Records from a data collection:
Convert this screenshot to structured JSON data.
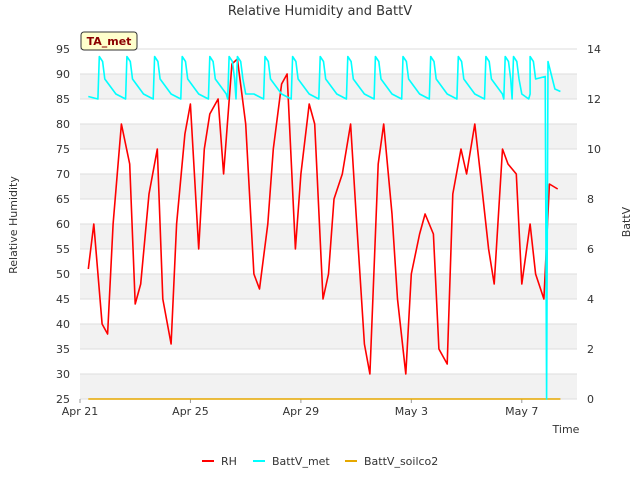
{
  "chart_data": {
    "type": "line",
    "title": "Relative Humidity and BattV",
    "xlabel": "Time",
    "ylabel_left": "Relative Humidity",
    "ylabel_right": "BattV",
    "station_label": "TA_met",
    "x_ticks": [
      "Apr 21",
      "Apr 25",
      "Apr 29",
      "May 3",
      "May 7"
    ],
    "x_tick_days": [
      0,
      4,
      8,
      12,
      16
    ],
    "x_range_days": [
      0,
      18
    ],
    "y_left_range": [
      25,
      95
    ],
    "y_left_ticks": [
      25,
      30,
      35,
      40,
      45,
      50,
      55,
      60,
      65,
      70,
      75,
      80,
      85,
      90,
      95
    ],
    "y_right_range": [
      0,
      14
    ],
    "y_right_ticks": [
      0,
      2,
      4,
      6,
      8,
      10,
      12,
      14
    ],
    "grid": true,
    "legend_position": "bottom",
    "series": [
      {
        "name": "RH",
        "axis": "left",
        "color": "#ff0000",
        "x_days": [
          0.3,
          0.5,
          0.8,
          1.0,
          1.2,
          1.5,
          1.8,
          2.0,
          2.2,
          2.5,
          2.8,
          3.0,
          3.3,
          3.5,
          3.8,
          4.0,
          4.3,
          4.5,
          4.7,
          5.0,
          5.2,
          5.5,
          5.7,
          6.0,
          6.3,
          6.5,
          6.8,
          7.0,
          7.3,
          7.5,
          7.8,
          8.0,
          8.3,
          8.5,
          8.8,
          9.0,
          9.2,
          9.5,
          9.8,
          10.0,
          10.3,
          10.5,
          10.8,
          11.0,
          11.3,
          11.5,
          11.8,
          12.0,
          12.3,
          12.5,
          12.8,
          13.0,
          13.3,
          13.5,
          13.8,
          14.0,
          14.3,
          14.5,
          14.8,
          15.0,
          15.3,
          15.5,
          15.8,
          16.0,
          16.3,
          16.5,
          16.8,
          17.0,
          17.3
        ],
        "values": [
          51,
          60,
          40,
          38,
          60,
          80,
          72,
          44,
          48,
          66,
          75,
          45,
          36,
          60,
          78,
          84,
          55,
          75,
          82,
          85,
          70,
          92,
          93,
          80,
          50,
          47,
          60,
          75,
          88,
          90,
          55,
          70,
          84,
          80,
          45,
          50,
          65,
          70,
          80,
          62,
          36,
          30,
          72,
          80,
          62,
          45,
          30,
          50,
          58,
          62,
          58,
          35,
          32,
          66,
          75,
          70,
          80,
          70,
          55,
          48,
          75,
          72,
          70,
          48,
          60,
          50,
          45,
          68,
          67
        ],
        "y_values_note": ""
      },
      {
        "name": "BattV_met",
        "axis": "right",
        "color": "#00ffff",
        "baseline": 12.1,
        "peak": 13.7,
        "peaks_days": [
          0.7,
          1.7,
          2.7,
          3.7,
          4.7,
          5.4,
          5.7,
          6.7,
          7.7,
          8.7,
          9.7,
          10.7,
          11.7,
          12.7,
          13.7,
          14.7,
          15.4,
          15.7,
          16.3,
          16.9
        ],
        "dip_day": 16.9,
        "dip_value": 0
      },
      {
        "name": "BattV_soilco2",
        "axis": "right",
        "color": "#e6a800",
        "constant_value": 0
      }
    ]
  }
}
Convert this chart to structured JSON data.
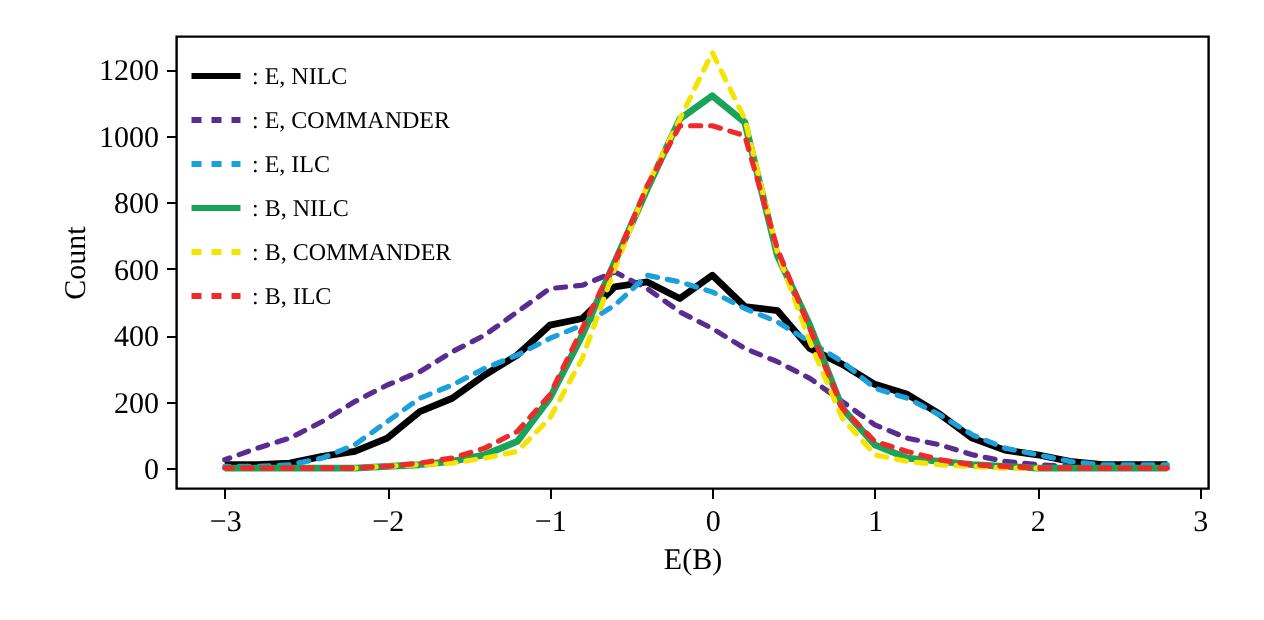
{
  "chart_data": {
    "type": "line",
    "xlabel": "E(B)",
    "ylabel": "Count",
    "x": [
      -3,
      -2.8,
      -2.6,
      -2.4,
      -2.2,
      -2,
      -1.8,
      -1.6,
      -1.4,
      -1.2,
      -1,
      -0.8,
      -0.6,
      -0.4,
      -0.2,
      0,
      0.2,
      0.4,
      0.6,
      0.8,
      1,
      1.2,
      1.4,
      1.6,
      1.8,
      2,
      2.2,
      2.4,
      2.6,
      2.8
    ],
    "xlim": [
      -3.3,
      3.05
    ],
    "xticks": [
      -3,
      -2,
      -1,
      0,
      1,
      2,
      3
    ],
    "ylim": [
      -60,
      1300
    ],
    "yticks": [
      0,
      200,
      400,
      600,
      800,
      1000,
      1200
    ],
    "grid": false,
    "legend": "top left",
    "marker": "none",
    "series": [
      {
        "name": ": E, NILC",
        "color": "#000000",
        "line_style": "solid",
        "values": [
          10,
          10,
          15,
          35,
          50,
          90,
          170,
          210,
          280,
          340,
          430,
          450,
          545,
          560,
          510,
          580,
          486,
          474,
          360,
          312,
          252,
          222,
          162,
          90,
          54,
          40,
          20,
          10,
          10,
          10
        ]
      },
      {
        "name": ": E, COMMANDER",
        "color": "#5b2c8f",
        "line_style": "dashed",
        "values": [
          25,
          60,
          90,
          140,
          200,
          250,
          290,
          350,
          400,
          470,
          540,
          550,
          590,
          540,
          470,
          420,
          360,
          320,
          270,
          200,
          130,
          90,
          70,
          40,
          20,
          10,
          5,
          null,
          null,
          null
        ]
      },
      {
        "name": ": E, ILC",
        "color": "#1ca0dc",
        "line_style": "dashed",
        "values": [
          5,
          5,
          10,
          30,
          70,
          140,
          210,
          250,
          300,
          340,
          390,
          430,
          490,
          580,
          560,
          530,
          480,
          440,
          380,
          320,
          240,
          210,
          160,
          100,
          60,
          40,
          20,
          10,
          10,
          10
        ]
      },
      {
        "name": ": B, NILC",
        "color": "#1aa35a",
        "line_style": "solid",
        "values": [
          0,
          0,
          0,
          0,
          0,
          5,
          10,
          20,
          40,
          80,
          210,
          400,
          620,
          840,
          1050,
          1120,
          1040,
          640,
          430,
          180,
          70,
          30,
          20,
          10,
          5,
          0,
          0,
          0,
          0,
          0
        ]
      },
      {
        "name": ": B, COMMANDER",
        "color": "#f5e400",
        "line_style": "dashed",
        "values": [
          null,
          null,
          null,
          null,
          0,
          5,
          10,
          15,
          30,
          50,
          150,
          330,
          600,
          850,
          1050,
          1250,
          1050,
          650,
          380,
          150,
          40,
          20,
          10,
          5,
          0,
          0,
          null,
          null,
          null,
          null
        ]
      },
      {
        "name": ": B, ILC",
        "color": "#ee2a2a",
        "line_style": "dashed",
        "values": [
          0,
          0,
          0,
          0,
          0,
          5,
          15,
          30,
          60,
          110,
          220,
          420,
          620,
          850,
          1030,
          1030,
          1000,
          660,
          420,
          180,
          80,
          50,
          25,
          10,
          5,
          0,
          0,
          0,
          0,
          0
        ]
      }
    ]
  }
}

#### Task goal:
Extract each line holding the string "structured".

#### Task response:
Convert this screenshot to structured JSON data.
Convert this chart to structured JSON data.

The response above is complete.